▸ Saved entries
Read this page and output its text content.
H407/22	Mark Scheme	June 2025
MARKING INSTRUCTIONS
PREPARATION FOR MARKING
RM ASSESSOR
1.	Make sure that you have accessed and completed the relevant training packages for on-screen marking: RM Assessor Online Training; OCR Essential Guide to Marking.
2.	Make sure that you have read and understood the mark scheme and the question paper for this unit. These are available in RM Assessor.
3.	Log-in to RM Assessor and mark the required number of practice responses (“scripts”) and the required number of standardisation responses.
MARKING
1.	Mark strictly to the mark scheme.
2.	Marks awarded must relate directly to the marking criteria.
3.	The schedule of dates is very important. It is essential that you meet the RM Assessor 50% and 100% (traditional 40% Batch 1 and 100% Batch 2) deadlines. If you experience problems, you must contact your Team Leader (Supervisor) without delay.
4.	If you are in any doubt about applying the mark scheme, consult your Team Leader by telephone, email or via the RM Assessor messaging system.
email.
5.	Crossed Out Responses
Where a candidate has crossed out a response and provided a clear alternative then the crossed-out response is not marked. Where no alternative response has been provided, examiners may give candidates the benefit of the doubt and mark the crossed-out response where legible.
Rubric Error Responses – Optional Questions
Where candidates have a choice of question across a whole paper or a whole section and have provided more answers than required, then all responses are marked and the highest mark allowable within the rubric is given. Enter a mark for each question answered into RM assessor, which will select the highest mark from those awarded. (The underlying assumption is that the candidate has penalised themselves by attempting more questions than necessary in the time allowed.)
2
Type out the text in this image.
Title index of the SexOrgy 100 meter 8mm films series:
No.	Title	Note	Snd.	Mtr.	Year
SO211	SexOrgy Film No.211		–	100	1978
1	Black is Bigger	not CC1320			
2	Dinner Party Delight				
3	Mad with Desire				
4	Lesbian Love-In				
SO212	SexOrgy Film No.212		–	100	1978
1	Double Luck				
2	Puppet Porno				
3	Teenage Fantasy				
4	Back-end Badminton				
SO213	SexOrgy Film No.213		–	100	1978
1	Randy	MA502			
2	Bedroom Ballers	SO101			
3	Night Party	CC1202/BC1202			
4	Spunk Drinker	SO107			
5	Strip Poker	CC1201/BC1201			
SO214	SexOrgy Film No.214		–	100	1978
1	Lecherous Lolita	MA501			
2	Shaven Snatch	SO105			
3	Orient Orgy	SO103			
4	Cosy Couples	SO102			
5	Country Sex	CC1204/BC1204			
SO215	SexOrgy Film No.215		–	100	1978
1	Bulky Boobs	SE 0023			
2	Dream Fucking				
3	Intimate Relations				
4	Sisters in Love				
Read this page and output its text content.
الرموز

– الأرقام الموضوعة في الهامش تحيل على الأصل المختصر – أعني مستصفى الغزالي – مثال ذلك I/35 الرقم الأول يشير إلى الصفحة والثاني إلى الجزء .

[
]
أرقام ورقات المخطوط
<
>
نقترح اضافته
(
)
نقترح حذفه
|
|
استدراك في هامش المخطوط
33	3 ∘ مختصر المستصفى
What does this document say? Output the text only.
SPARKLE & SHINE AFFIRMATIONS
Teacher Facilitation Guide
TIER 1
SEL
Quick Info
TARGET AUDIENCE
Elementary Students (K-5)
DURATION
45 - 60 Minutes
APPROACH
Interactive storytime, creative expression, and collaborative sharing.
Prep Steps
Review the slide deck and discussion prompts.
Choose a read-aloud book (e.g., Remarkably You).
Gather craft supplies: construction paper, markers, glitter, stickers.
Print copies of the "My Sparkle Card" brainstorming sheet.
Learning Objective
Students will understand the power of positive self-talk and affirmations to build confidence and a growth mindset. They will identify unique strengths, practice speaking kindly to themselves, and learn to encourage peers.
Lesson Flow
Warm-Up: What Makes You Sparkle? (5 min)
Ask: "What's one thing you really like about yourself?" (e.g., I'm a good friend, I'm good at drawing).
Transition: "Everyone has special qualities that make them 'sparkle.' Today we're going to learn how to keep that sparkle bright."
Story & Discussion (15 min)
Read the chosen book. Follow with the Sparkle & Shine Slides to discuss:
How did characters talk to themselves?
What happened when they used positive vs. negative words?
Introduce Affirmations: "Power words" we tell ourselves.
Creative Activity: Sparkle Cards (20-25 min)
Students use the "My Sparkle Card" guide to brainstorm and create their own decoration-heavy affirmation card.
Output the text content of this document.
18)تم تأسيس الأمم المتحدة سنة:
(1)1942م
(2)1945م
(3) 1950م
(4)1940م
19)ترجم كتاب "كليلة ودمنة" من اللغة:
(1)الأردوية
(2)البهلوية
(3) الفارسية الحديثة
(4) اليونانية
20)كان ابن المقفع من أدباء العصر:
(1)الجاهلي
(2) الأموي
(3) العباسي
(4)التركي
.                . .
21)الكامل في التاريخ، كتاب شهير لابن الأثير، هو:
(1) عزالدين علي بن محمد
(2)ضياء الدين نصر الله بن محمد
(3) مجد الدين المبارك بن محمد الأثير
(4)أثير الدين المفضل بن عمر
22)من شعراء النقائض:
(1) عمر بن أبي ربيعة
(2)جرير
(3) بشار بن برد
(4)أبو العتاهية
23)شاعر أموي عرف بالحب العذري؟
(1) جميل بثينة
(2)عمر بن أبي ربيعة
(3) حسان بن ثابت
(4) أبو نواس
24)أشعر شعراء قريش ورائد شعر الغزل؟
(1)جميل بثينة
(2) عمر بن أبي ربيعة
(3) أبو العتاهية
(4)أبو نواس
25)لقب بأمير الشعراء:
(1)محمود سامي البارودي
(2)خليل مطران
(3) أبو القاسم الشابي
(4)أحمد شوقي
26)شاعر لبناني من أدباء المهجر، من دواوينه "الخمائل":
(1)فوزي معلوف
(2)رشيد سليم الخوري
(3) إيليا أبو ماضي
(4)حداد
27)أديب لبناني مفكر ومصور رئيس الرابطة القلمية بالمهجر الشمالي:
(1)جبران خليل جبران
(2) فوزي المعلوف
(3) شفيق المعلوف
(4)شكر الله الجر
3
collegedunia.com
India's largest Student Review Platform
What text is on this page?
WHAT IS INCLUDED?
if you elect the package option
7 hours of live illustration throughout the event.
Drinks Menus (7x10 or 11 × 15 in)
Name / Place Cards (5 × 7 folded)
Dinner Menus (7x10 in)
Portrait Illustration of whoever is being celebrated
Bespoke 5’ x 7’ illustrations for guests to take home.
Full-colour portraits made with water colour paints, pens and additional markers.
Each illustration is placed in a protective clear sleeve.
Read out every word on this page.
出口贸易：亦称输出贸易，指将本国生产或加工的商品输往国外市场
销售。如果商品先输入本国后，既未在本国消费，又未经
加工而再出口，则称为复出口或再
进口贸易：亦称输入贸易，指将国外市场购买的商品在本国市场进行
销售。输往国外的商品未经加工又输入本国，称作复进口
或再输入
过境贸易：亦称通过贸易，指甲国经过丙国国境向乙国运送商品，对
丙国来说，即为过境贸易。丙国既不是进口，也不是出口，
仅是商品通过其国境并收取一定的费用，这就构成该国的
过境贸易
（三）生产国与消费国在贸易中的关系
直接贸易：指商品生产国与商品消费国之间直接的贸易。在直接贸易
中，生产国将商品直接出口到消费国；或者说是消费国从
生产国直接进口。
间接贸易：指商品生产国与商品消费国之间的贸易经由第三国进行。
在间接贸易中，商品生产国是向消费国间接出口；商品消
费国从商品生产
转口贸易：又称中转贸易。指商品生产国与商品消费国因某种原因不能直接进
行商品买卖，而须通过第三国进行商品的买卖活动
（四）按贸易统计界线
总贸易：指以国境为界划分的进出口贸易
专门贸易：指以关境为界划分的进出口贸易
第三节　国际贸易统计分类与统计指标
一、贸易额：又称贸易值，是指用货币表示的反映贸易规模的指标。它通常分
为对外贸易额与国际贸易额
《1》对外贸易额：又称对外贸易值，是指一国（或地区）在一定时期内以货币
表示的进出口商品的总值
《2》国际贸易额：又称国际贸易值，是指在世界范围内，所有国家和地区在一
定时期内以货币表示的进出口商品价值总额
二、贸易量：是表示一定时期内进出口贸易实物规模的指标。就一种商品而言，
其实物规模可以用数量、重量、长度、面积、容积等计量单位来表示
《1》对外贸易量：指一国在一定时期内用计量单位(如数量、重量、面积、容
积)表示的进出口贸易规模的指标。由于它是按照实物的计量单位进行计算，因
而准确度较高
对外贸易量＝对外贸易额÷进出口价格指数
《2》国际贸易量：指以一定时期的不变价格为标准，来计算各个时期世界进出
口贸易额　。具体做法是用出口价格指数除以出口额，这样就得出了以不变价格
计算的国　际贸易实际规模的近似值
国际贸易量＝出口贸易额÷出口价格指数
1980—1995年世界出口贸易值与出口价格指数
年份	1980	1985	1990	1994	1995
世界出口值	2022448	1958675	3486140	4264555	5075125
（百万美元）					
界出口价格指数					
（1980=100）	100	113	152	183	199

▸ Requirements
Each line above that includes "كتاب" counts once; state the total and nothing more.

▸ Correct response
2